• Short task:
Your task is to copy the listing exactly, with the pictures left out.

Recorded data
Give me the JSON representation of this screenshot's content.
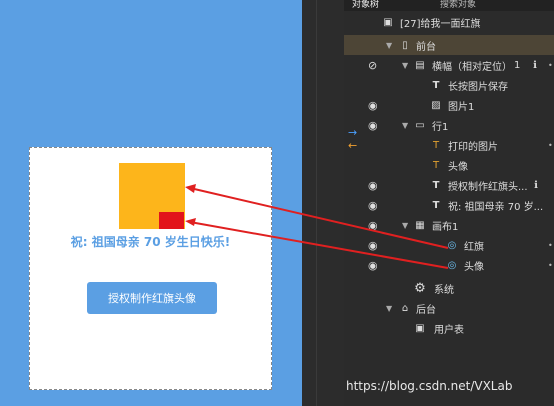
{
  "preview": {
    "greeting": "祝: 祖国母亲 70 岁生日快乐!",
    "button_label": "授权制作红旗头像"
  },
  "panel": {
    "tab_active": "对象树",
    "tab_other": "搜索对象",
    "rows": [
      {
        "label": "[27]给我一面红旗",
        "icon": "scene-icon"
      },
      {
        "label": "前台",
        "icon": "phone-icon"
      },
      {
        "label": "横幅（相对定位）",
        "suffix": "1",
        "icon": "layout-icon"
      },
      {
        "label": "长按图片保存",
        "icon": "text-icon"
      },
      {
        "label": "图片1",
        "icon": "image-icon"
      },
      {
        "label": "行1",
        "icon": "row-icon"
      },
      {
        "label": "打印的图片",
        "icon": "text-icon"
      },
      {
        "label": "头像",
        "icon": "text-icon"
      },
      {
        "label": "授权制作红旗头...",
        "icon": "text-icon"
      },
      {
        "label": "祝: 祖国母亲 70 岁...",
        "icon": "text-icon"
      },
      {
        "label": "画布1",
        "icon": "canvas-icon"
      },
      {
        "label": "红旗",
        "icon": "canvas-item-icon"
      },
      {
        "label": "头像",
        "icon": "canvas-item-icon"
      },
      {
        "label": "系统",
        "icon": "gear-icon"
      },
      {
        "label": "后台",
        "icon": "backend-icon"
      },
      {
        "label": "用户表",
        "icon": "user-table-icon"
      }
    ]
  },
  "watermark": "https://blog.csdn.net/VXLab",
  "colors": {
    "flag": "#fdb51b",
    "avatar": "#e2141b",
    "accent": "#5b9fe3",
    "arrow": "#e02020"
  }
}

• Task answer:
Give me the JSON representation of this screenshot's content.
{
  "preview": {
    "greeting": "祝: 祖国母亲 70 岁生日快乐!",
    "button_label": "授权制作红旗头像"
  },
  "panel": {
    "tab_active": "对象树",
    "tab_other": "搜索对象",
    "rows": [
      {
        "label": "[27]给我一面红旗",
        "icon": "scene-icon"
      },
      {
        "label": "前台",
        "icon": "phone-icon"
      },
      {
        "label": "横幅（相对定位）",
        "suffix": "1",
        "icon": "layout-icon"
      },
      {
        "label": "长按图片保存",
        "icon": "text-icon"
      },
      {
        "label": "图片1",
        "icon": "image-icon"
      },
      {
        "label": "行1",
        "icon": "row-icon"
      },
      {
        "label": "打印的图片",
        "icon": "text-icon"
      },
      {
        "label": "头像",
        "icon": "text-icon"
      },
      {
        "label": "授权制作红旗头...",
        "icon": "text-icon"
      },
      {
        "label": "祝: 祖国母亲 70 岁...",
        "icon": "text-icon"
      },
      {
        "label": "画布1",
        "icon": "canvas-icon"
      },
      {
        "label": "红旗",
        "icon": "canvas-item-icon"
      },
      {
        "label": "头像",
        "icon": "canvas-item-icon"
      },
      {
        "label": "系统",
        "icon": "gear-icon"
      },
      {
        "label": "后台",
        "icon": "backend-icon"
      },
      {
        "label": "用户表",
        "icon": "user-table-icon"
      }
    ]
  },
  "watermark": "https://blog.csdn.net/VXLab",
  "colors": {
    "flag": "#fdb51b",
    "avatar": "#e2141b",
    "accent": "#5b9fe3",
    "arrow": "#e02020"
  }
}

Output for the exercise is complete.